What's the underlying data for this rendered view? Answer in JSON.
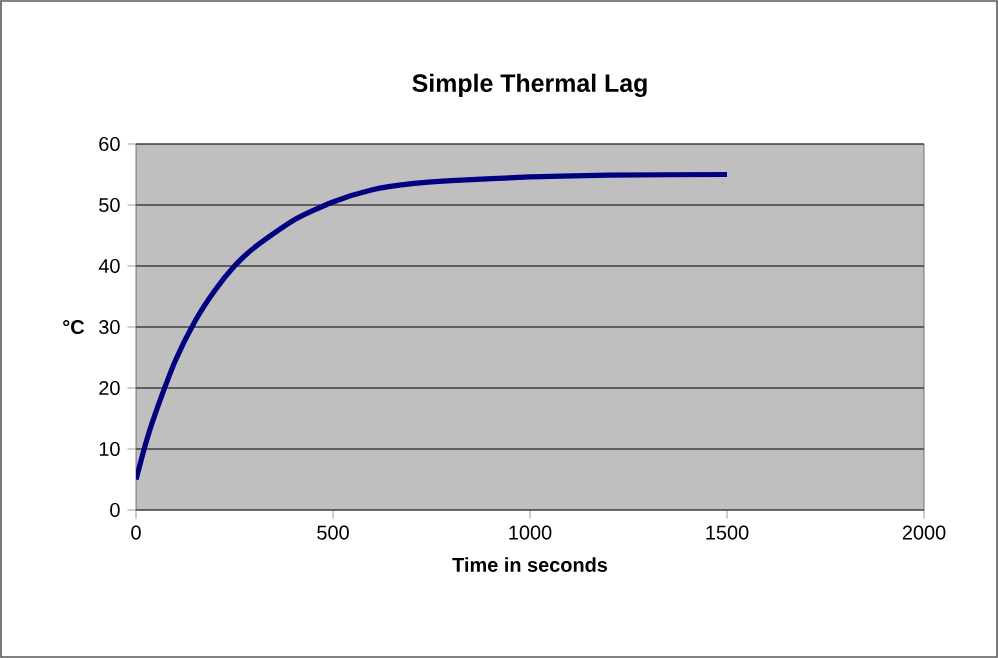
{
  "chart_data": {
    "type": "line",
    "title": "Simple Thermal Lag",
    "xlabel": "Time in seconds",
    "ylabel": "°C",
    "x": [
      0,
      25,
      50,
      100,
      150,
      200,
      250,
      300,
      400,
      500,
      600,
      700,
      800,
      1000,
      1200,
      1500
    ],
    "series": [
      {
        "color": "#000080",
        "values": [
          5,
          11,
          16,
          24.5,
          31,
          36,
          40,
          43,
          47.5,
          50.5,
          52.5,
          53.5,
          54,
          54.6,
          54.9,
          55
        ]
      }
    ],
    "xlim": [
      0,
      2000
    ],
    "ylim": [
      0,
      60
    ],
    "xticks": [
      0,
      500,
      1000,
      1500,
      2000
    ],
    "yticks": [
      0,
      10,
      20,
      30,
      40,
      50,
      60
    ],
    "grid": "y",
    "marker": "none",
    "line_style": "solid"
  }
}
####
_What you will do_: With the pictures omitted, reproduce the records in full and exactly.

_Answer to the exercise_:
What's the underlying data for this rendered view? Answer in JSON.
{
  "chart_data": {
    "type": "line",
    "title": "Simple Thermal Lag",
    "xlabel": "Time in seconds",
    "ylabel": "°C",
    "x": [
      0,
      25,
      50,
      100,
      150,
      200,
      250,
      300,
      400,
      500,
      600,
      700,
      800,
      1000,
      1200,
      1500
    ],
    "series": [
      {
        "color": "#000080",
        "values": [
          5,
          11,
          16,
          24.5,
          31,
          36,
          40,
          43,
          47.5,
          50.5,
          52.5,
          53.5,
          54,
          54.6,
          54.9,
          55
        ]
      }
    ],
    "xlim": [
      0,
      2000
    ],
    "ylim": [
      0,
      60
    ],
    "xticks": [
      0,
      500,
      1000,
      1500,
      2000
    ],
    "yticks": [
      0,
      10,
      20,
      30,
      40,
      50,
      60
    ],
    "grid": "y",
    "marker": "none",
    "line_style": "solid"
  }
}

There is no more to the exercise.